Data entries:

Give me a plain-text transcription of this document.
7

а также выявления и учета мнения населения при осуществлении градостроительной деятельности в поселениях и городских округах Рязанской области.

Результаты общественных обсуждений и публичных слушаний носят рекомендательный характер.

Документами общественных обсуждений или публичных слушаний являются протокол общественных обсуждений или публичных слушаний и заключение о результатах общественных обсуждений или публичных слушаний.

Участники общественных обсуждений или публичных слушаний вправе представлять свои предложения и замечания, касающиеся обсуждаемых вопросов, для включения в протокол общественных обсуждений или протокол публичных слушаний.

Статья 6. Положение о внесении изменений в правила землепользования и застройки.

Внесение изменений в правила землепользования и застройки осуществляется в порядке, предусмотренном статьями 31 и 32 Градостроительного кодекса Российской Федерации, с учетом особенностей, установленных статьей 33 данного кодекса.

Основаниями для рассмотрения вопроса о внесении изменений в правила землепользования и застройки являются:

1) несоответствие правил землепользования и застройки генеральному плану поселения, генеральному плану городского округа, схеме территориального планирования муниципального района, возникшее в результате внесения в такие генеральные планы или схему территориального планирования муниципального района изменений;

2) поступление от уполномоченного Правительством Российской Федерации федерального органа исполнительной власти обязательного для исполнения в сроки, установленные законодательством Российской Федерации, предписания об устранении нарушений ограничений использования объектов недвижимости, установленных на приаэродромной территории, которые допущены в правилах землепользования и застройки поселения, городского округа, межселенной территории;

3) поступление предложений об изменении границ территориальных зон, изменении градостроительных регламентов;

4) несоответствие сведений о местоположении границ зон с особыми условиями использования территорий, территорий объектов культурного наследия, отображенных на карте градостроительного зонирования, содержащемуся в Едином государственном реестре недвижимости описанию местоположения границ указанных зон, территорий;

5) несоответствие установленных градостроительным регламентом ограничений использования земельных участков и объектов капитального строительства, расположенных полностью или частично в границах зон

Written instruction: Write only the number of lines that include "использования".

Answer in full: 3